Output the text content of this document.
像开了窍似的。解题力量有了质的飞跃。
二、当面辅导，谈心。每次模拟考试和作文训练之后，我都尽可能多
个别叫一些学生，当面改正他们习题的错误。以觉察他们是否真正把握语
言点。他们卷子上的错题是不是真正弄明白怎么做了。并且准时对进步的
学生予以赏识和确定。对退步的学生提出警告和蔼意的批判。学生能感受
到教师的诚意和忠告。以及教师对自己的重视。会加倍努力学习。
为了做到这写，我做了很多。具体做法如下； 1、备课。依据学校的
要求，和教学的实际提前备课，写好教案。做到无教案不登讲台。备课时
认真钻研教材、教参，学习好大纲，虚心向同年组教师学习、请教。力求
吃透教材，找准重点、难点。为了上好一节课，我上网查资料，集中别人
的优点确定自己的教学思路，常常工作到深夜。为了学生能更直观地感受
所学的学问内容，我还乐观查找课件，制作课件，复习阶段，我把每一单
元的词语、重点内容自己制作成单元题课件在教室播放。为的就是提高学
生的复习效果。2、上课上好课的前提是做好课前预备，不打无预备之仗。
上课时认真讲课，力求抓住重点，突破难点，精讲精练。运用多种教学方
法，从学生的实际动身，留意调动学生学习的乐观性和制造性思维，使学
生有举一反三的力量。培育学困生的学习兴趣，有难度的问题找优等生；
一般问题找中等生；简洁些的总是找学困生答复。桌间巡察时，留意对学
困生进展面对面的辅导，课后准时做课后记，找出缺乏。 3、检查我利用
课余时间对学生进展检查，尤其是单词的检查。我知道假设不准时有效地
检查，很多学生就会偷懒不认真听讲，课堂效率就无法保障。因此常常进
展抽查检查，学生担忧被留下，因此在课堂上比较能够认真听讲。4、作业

## What you should do
Take the entries and copy them out exactly.

## Solution for this exercise
Output the text content of this document.
像开了窍似的。解题力量有了质的飞跃。
二、当面辅导，谈心。每次模拟考试和作文训练之后，我都尽可能多
个别叫一些学生，当面改正他们习题的错误。以觉察他们是否真正把握语
言点。他们卷子上的错题是不是真正弄明白怎么做了。并且准时对进步的
学生予以赏识和确定。对退步的学生提出警告和蔼意的批判。学生能感受
到教师的诚意和忠告。以及教师对自己的重视。会加倍努力学习。
为了做到这写，我做了很多。具体做法如下； 1、备课。依据学校的
要求，和教学的实际提前备课，写好教案。做到无教案不登讲台。备课时
认真钻研教材、教参，学习好大纲，虚心向同年组教师学习、请教。力求
吃透教材，找准重点、难点。为了上好一节课，我上网查资料，集中别人
的优点确定自己的教学思路，常常工作到深夜。为了学生能更直观地感受
所学的学问内容，我还乐观查找课件，制作课件，复习阶段，我把每一单
元的词语、重点内容自己制作成单元题课件在教室播放。为的就是提高学
生的复习效果。2、上课上好课的前提是做好课前预备，不打无预备之仗。
上课时认真讲课，力求抓住重点，突破难点，精讲精练。运用多种教学方
法，从学生的实际动身，留意调动学生学习的乐观性和制造性思维，使学
生有举一反三的力量。培育学困生的学习兴趣，有难度的问题找优等生；
一般问题找中等生；简洁些的总是找学困生答复。桌间巡察时，留意对学
困生进展面对面的辅导，课后准时做课后记，找出缺乏。 3、检查我利用
课余时间对学生进展检查，尤其是单词的检查。我知道假设不准时有效地
检查，很多学生就会偷懒不认真听讲，课堂效率就无法保障。因此常常进
展抽查检查，学生担忧被留下，因此在课堂上比较能够认真听讲。4、作业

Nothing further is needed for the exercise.